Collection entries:

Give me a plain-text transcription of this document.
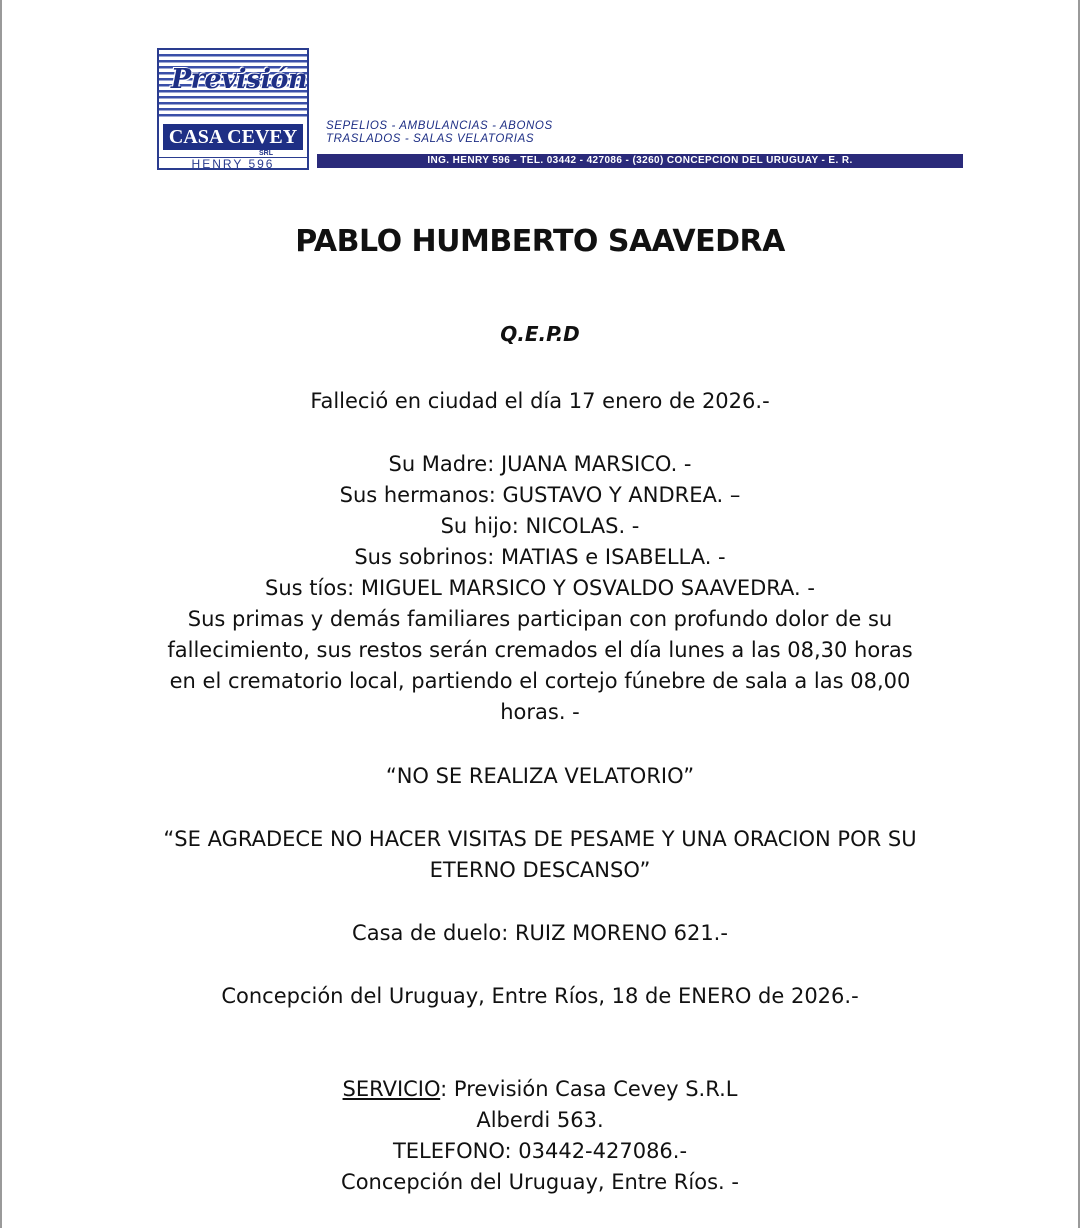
Previsión
CASA CEVEY
SRL
HENRY 596
SEPELIOS - AMBULANCIAS - ABONOS
TRASLADOS - SALAS VELATORIAS
ING. HENRY 596 - TEL. 03442 - 427086 - (3260) CONCEPCION DEL URUGUAY - E. R.
PABLO HUMBERTO SAAVEDRA
Q.E.P.D
Falleció en ciudad el día 17 enero de 2026.-

Su Madre: JUANA MARSICO. -

Sus hermanos: GUSTAVO Y ANDREA. –

Su hijo: NICOLAS. -

Sus sobrinos: MATIAS e ISABELLA. -

Sus tíos: MIGUEL MARSICO Y OSVALDO SAAVEDRA. -

Sus primas y demás familiares participan con profundo dolor de su fallecimiento, sus restos serán cremados el día lunes a las 08,30 horas en el crematorio local, partiendo el cortejo fúnebre de sala a las 08,00 horas. -

“NO SE REALIZA VELATORIO”

“SE AGRADECE NO HACER VISITAS DE PESAME Y UNA ORACION POR SU ETERNO DESCANSO”

Casa de duelo: RUIZ MORENO 621.-
Concepción del Uruguay, Entre Ríos, 18 de ENERO de 2026.-

SERVICIO: Previsión Casa Cevey S.R.L

Alberdi 563.

TELEFONO: 03442-427086.-

Concepción del Uruguay, Entre Ríos. -
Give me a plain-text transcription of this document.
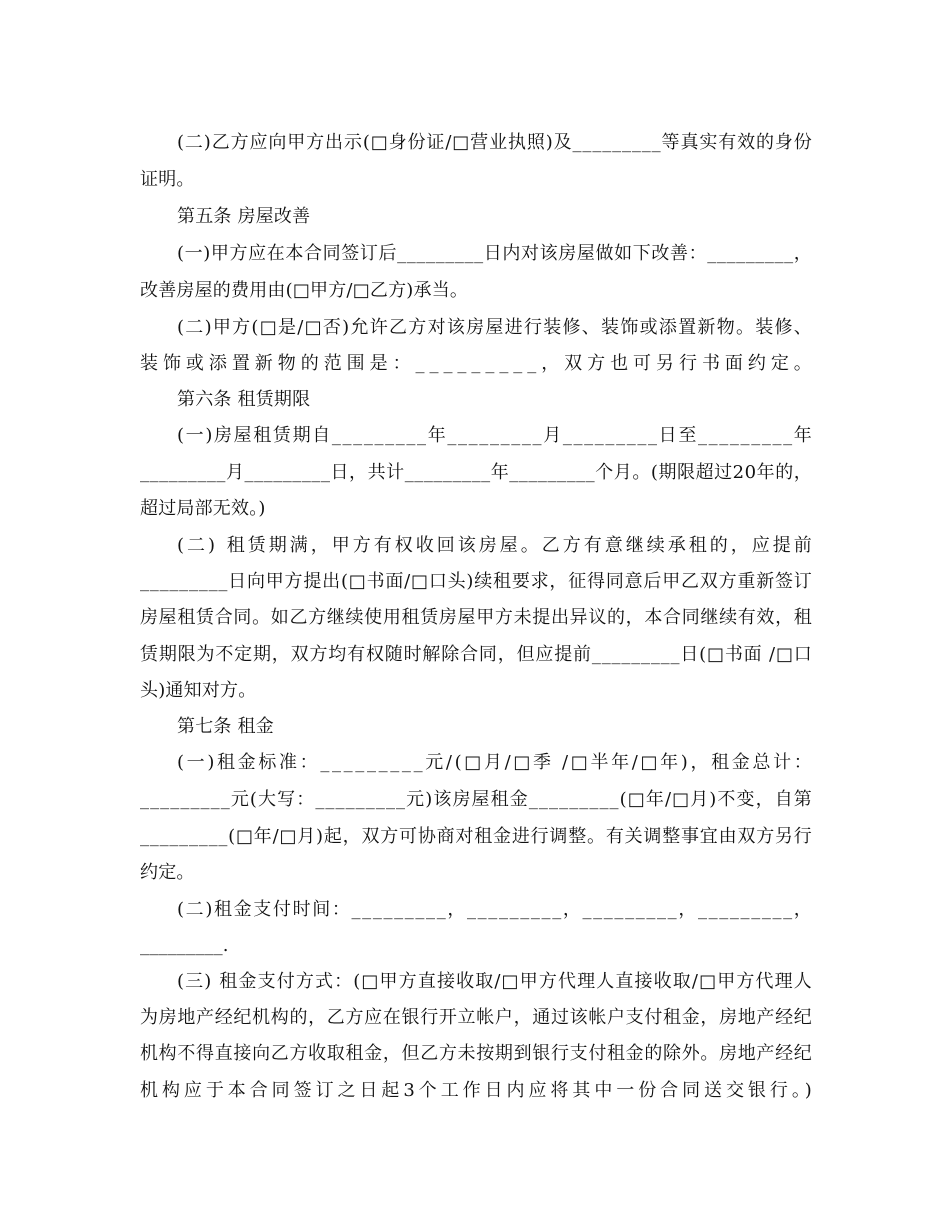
(二)乙方应向甲方出示(□身份证/□营业执照)及_________等真实有效的身份
证明。
第五条 房屋改善
(一)甲方应在本合同签订后_________日内对该房屋做如下改善：_________，
改善房屋的费用由(□甲方/□乙方)承当。
(二)甲方(□是/□否)允许乙方对该房屋进行装修、装饰或添置新物。装修、
装饰或添置新物的范围是：_________，双方也可另行书面约定。
第六条 租赁期限
(一)房屋租赁期自_________年_________月_________日至_________年
_________月_________日，共计_________年_________个月。(期限超过20年的，
超过局部无效。)
(二) 租赁期满，甲方有权收回该房屋。乙方有意继续承租的，应提前
_________日向甲方提出(□书面/□口头)续租要求，征得同意后甲乙双方重新签订
房屋租赁合同。如乙方继续使用租赁房屋甲方未提出异议的，本合同继续有效，租
赁期限为不定期，双方均有权随时解除合同，但应提前_________日(□书面 /□口
头)通知对方。
第七条 租金
(一)租金标准：_________元/(□月/□季 /□半年/□年)，租金总计：
_________元(大写：_________元)该房屋租金_________(□年/□月)不变，自第
_________(□年/□月)起，双方可协商对租金进行调整。有关调整事宜由双方另行
约定。
(二)租金支付时间：_________，_________，_________，_________，
_________.
(三) 租金支付方式：(□甲方直接收取/□甲方代理人直接收取/□甲方代理人
为房地产经纪机构的，乙方应在银行开立帐户，通过该帐户支付租金，房地产经纪
机构不得直接向乙方收取租金，但乙方未按期到银行支付租金的除外。房地产经纪
机构应于本合同签订之日起3个工作日内应将其中一份合同送交银行。)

Description of the task - Pick out every line holding the string "Previsión" and return it.

Expected output -
Previsión
SERVICIO: Previsión Casa Cevey S.R.L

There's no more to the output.